● Problem description: Report, word for word, every line of the material that contains "слово".
-------- Task material
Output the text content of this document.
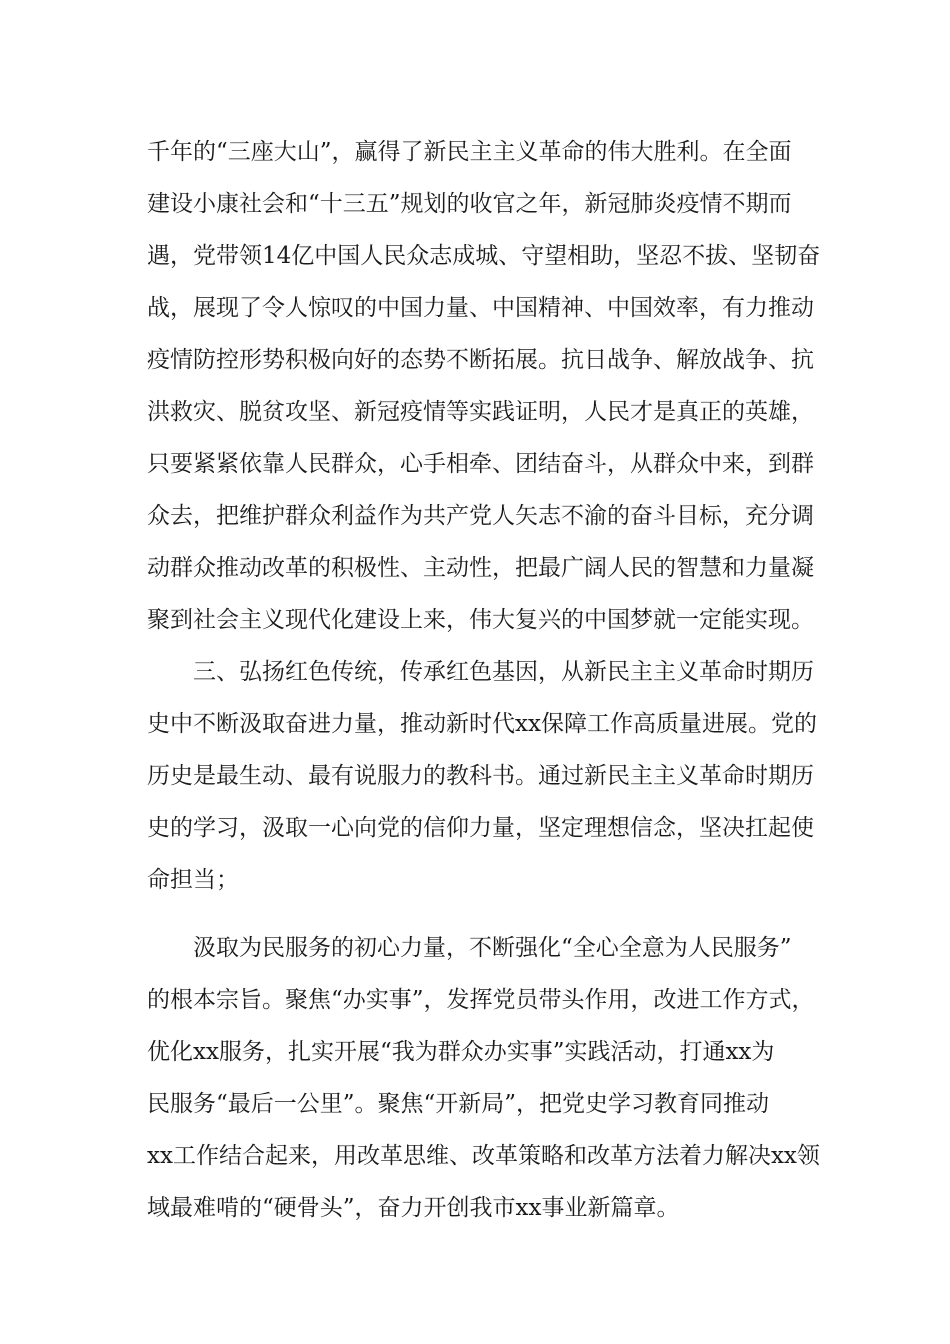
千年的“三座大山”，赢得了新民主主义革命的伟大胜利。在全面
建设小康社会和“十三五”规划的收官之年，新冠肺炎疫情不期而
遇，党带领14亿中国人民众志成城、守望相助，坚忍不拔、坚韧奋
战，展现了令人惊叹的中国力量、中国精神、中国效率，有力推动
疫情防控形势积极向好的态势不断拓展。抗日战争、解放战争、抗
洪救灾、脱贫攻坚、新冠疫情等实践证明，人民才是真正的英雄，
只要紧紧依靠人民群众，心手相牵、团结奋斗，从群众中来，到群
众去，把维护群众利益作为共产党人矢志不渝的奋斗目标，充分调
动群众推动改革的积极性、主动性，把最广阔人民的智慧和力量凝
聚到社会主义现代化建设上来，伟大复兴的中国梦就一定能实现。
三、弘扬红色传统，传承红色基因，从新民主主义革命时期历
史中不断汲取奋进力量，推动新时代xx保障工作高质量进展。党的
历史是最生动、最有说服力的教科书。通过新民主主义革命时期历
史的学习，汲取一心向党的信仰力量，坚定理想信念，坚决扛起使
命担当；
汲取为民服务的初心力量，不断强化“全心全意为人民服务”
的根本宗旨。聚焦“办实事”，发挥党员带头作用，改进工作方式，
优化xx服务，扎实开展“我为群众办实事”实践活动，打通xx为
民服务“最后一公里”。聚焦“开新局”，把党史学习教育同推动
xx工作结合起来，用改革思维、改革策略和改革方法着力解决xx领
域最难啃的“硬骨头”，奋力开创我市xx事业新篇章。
----------------
-------- Task material
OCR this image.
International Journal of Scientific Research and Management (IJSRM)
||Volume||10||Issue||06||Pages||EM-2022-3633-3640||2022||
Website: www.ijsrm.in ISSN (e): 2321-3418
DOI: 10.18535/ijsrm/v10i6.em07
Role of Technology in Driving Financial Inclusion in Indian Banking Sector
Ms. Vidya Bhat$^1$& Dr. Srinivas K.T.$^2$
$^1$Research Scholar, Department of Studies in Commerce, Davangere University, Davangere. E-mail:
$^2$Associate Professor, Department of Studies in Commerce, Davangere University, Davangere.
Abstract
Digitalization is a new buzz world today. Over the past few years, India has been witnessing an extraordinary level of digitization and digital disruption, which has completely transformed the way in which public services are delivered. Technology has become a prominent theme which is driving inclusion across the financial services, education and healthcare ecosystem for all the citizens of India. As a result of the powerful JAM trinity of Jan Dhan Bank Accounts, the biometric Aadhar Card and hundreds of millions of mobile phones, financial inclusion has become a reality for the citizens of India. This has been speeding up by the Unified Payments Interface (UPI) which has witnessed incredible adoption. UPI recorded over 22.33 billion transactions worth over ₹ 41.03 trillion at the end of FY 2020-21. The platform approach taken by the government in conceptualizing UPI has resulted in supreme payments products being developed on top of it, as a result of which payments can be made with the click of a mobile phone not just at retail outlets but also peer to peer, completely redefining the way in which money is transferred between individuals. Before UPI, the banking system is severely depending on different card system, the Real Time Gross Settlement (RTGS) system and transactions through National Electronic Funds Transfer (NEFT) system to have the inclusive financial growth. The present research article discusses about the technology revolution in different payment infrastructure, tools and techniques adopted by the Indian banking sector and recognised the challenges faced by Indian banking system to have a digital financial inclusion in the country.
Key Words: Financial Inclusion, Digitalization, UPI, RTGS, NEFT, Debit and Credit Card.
----------------
-------- Task material
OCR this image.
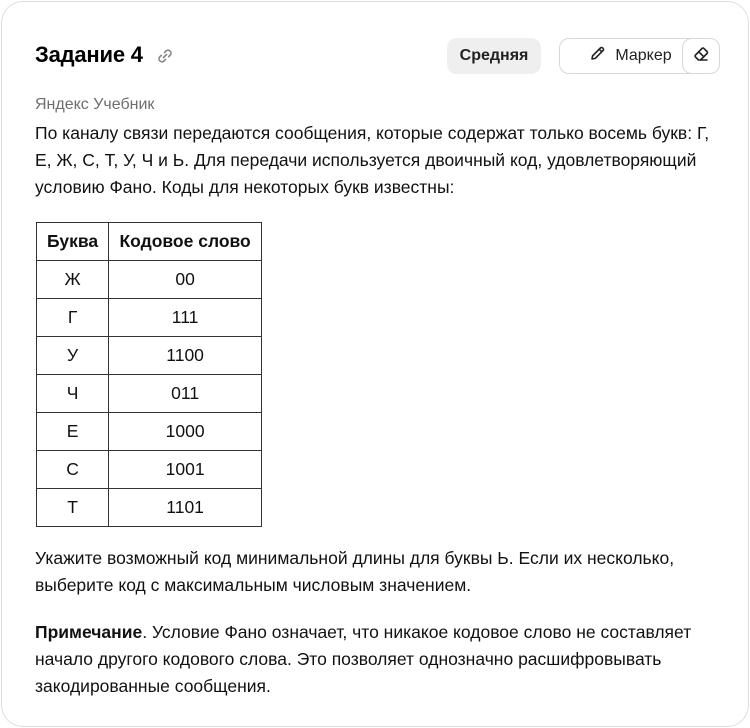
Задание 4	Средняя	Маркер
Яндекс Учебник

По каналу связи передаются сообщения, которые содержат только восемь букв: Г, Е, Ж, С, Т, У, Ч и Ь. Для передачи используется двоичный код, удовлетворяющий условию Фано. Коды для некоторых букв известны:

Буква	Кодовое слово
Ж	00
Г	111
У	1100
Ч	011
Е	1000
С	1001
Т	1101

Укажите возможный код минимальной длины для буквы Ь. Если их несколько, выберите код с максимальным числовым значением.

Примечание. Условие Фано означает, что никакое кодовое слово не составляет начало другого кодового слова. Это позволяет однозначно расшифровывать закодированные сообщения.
----------------
● Result of the exercise:
Буква	Кодовое слово
Примечание. Условие Фано означает, что никакое кодовое слово не составляет начало другого кодового слова. Это позволяет однозначно расшифровывать закодированные сообщения.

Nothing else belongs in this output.